EXERCISE DIRECTIONS: Give every line back verbatim, dropping all images.

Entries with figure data
▼

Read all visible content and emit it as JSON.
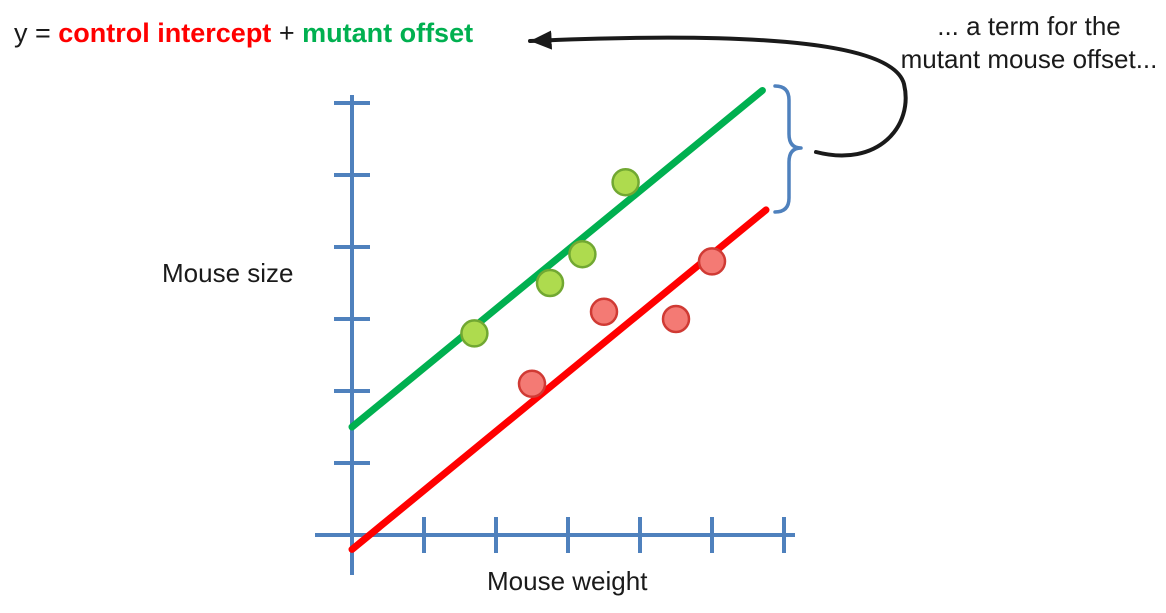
{
  "equation": {
    "lhs": "y = ",
    "control_term": "control intercept",
    "plus": " + ",
    "mutant_term": "mutant offset"
  },
  "annotation": {
    "line1": "... a term for the",
    "line2": "mutant mouse offset..."
  },
  "colors": {
    "control_red": "#FF0000",
    "mutant_green": "#00B050",
    "axis_blue": "#4F81BD",
    "arrow_black": "#1a1a1a",
    "brace_blue": "#4F81BD"
  },
  "chart_data": {
    "type": "scatter",
    "xlabel": "Mouse weight",
    "ylabel": "Mouse size",
    "xlim": [
      0,
      6.5
    ],
    "ylim": [
      0,
      6.5
    ],
    "x_ticks": [
      1,
      2,
      3,
      4,
      5,
      6
    ],
    "y_ticks": [
      1,
      2,
      3,
      4,
      5,
      6
    ],
    "grid": false,
    "legend": false,
    "axis_color": "#4F81BD",
    "series": [
      {
        "name": "mutant",
        "line_color": "#00B050",
        "point_fill": "#AEDB4E",
        "point_stroke": "#71A832",
        "line": {
          "intercept": 1.5,
          "slope": 0.82,
          "x_start": 0.0,
          "x_end": 5.7
        },
        "points": [
          [
            1.7,
            2.8
          ],
          [
            2.75,
            3.5
          ],
          [
            3.2,
            3.9
          ],
          [
            3.8,
            4.9
          ]
        ]
      },
      {
        "name": "control",
        "line_color": "#FF0000",
        "point_fill": "#F47A74",
        "point_stroke": "#D03A34",
        "line": {
          "intercept": -0.2,
          "slope": 0.82,
          "x_start": 0.0,
          "x_end": 5.75
        },
        "points": [
          [
            2.5,
            2.1
          ],
          [
            3.5,
            3.1
          ],
          [
            4.5,
            3.0
          ],
          [
            5.0,
            3.8
          ]
        ]
      }
    ]
  }
}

▲

EXPECTED ANSWER:
Read all visible content and emit it as JSON.
{
  "equation": {
    "lhs": "y = ",
    "control_term": "control intercept",
    "plus": " + ",
    "mutant_term": "mutant offset"
  },
  "annotation": {
    "line1": "... a term for the",
    "line2": "mutant mouse offset..."
  },
  "colors": {
    "control_red": "#FF0000",
    "mutant_green": "#00B050",
    "axis_blue": "#4F81BD",
    "arrow_black": "#1a1a1a",
    "brace_blue": "#4F81BD"
  },
  "chart_data": {
    "type": "scatter",
    "xlabel": "Mouse weight",
    "ylabel": "Mouse size",
    "xlim": [
      0,
      6.5
    ],
    "ylim": [
      0,
      6.5
    ],
    "x_ticks": [
      1,
      2,
      3,
      4,
      5,
      6
    ],
    "y_ticks": [
      1,
      2,
      3,
      4,
      5,
      6
    ],
    "grid": false,
    "legend": false,
    "axis_color": "#4F81BD",
    "series": [
      {
        "name": "mutant",
        "line_color": "#00B050",
        "point_fill": "#AEDB4E",
        "point_stroke": "#71A832",
        "line": {
          "intercept": 1.5,
          "slope": 0.82,
          "x_start": 0.0,
          "x_end": 5.7
        },
        "points": [
          [
            1.7,
            2.8
          ],
          [
            2.75,
            3.5
          ],
          [
            3.2,
            3.9
          ],
          [
            3.8,
            4.9
          ]
        ]
      },
      {
        "name": "control",
        "line_color": "#FF0000",
        "point_fill": "#F47A74",
        "point_stroke": "#D03A34",
        "line": {
          "intercept": -0.2,
          "slope": 0.82,
          "x_start": 0.0,
          "x_end": 5.75
        },
        "points": [
          [
            2.5,
            2.1
          ],
          [
            3.5,
            3.1
          ],
          [
            4.5,
            3.0
          ],
          [
            5.0,
            3.8
          ]
        ]
      }
    ]
  }
}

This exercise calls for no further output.